» **WHAT THE EXERCISE ASKS**
Report how many lines of the material below contain the string "explanation". Give only the number.

[Source data]
-- start --

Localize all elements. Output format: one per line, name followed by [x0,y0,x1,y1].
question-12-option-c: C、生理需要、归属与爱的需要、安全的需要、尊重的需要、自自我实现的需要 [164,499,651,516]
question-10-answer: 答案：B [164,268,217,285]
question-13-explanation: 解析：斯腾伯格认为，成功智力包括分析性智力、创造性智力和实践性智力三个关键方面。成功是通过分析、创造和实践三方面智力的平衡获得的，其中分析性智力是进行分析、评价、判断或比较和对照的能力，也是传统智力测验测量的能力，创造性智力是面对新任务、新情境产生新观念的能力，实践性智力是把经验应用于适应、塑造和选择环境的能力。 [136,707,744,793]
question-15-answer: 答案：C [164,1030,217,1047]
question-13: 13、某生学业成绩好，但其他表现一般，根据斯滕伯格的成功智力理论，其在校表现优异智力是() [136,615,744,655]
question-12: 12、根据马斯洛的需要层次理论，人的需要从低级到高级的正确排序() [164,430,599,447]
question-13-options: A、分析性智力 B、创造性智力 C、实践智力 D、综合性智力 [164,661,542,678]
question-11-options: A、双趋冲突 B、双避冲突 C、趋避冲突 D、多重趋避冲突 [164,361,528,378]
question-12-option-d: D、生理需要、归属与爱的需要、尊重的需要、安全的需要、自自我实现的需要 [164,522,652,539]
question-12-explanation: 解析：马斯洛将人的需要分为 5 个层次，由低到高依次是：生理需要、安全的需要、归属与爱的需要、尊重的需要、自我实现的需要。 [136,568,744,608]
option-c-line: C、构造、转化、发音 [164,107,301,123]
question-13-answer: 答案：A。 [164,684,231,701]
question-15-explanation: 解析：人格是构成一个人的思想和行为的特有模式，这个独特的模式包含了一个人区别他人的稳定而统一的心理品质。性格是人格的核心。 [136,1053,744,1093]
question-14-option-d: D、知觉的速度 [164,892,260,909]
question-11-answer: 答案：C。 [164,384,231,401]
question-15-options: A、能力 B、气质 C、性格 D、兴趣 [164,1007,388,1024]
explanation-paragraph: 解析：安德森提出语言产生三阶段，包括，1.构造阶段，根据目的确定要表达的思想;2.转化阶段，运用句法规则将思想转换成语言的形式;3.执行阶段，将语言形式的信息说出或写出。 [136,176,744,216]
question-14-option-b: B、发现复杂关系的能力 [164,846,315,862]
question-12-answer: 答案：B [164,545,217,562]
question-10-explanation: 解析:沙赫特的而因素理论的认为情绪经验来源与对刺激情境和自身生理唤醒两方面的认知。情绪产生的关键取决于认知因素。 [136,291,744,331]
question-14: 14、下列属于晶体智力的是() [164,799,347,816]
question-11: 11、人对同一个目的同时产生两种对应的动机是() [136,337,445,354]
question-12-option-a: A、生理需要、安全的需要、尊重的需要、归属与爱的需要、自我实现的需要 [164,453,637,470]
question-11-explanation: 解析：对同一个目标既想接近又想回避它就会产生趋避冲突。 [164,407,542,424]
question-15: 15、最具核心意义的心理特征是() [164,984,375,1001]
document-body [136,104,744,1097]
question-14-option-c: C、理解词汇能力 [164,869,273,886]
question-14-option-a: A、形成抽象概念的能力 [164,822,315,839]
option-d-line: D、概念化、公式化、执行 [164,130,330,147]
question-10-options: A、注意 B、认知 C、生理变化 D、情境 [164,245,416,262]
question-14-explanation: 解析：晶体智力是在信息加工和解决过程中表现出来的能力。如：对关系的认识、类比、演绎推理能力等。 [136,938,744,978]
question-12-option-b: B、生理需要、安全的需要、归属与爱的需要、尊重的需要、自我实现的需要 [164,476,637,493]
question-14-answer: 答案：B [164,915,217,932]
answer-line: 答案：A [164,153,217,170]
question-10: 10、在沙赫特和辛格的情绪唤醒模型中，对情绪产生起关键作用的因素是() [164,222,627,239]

-- end --

» **FULL SOLUTION**
7